Activities:
1: In the article on the art of listening, besides speaking articulately, what does communication skill also involve?
2: Continue the article on the art of listening from the point where it stops.

Excerpt provided:

# # # #

Rediscover the ‘lost’ Art of Listening

March 9, 2016

There is a current perception that listening seemed to be a lost art. The reason could be that we are trained to believe that communication skill is all about the ability to speak articulately and express ourselves well, but we are not told that communication skill also involves active listening.

 

Listening has been a neglected and under-developed skill. Some bad habits and examples  of poor listening are:

 

  • Those who do not listen to your full story. They interject and give you advice without hearing you fully.

  • Those who do not listen with compassion and empathy.

  • Those who think they “know-all” and insist that their advice is the right one, without fully understanding the context of your situation or emotions.Those who like to gossip your situation to others.

# # # #

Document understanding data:
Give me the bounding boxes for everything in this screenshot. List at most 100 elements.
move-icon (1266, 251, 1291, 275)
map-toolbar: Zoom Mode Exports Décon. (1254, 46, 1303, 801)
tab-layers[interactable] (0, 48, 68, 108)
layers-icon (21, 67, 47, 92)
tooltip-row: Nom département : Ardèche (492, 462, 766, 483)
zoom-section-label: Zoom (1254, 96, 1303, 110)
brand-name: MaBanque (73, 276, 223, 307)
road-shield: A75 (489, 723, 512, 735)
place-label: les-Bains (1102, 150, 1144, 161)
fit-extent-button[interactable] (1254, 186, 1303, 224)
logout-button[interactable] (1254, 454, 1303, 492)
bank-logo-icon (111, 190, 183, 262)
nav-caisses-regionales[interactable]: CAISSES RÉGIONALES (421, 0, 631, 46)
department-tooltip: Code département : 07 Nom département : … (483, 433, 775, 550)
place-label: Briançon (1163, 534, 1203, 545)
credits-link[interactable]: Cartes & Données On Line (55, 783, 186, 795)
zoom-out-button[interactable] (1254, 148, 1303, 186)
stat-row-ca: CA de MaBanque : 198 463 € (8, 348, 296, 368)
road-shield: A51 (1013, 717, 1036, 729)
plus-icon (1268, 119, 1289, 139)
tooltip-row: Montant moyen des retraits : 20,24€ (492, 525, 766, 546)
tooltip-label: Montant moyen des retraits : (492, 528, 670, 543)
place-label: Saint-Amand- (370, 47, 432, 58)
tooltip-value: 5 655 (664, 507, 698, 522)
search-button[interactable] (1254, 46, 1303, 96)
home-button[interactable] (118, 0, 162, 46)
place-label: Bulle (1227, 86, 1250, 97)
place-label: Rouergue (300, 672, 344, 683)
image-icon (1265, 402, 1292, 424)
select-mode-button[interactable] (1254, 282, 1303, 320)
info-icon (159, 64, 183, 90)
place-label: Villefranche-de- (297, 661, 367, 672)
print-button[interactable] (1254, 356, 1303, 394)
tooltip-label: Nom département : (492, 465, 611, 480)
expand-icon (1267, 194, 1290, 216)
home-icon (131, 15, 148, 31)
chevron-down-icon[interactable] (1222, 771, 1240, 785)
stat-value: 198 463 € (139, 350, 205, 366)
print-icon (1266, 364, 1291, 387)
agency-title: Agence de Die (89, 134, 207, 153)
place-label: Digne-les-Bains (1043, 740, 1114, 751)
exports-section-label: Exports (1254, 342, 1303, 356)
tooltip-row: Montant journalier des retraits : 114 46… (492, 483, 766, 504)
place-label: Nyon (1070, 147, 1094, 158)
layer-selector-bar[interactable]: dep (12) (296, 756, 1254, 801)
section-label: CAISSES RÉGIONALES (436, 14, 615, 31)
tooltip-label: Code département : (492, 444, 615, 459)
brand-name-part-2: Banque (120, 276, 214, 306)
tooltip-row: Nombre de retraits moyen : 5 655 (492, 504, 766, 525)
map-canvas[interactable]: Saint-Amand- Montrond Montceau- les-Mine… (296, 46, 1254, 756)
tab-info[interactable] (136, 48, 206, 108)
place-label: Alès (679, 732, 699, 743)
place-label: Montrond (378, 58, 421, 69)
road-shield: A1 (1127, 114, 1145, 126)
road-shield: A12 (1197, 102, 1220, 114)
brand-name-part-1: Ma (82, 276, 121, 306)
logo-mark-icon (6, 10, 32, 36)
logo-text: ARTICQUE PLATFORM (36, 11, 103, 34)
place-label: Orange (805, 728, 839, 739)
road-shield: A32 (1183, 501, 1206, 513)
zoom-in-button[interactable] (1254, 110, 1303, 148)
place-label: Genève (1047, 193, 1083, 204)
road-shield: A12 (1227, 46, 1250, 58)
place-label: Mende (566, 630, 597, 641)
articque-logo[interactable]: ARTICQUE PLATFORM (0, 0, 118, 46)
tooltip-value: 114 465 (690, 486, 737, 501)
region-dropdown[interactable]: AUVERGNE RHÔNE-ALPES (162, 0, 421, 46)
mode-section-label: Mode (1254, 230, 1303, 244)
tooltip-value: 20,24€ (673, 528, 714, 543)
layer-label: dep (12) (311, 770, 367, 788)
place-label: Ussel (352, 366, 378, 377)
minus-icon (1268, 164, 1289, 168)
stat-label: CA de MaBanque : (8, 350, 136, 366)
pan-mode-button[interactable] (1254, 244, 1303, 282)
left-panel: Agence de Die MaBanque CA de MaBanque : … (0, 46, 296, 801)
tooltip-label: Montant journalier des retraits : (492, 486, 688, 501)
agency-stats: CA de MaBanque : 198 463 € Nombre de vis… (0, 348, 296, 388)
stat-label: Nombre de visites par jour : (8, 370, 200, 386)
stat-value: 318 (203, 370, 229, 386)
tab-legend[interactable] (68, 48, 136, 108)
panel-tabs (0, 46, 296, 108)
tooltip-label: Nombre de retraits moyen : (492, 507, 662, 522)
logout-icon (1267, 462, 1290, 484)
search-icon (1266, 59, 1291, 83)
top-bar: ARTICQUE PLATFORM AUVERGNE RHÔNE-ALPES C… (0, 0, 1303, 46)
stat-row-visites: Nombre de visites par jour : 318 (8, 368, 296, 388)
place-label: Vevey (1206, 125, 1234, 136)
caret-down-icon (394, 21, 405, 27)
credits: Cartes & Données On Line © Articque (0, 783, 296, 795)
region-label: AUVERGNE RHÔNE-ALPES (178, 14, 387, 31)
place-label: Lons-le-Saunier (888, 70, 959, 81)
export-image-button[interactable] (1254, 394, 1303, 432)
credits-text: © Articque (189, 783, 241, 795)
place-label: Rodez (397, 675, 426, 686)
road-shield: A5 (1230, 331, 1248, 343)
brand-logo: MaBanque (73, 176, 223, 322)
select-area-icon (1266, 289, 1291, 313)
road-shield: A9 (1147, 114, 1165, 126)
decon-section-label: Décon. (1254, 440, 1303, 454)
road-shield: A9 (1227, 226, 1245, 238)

# # # #

Set of answers:
1: Communication skill also involves active listening.

2:
The ancient philosopher Epictetus spoke on the importance of good listening when he said: “we have two ears and one mouth so we can listen twice as much as we speak.” The world would be a better place if we would listen more than we speak.Dr Ralph Nichols, “the father of the study of listening,” was right when he said that “the most basic of all human needs is to understand and be understood. The best way to understand people is to listen to them.”The experience of being truly heard makes the person who is talking feel worthy, appreciated and respected. When we listen fully and give someone all of our attention, we have already empowered the person seeking advice to find their own answers.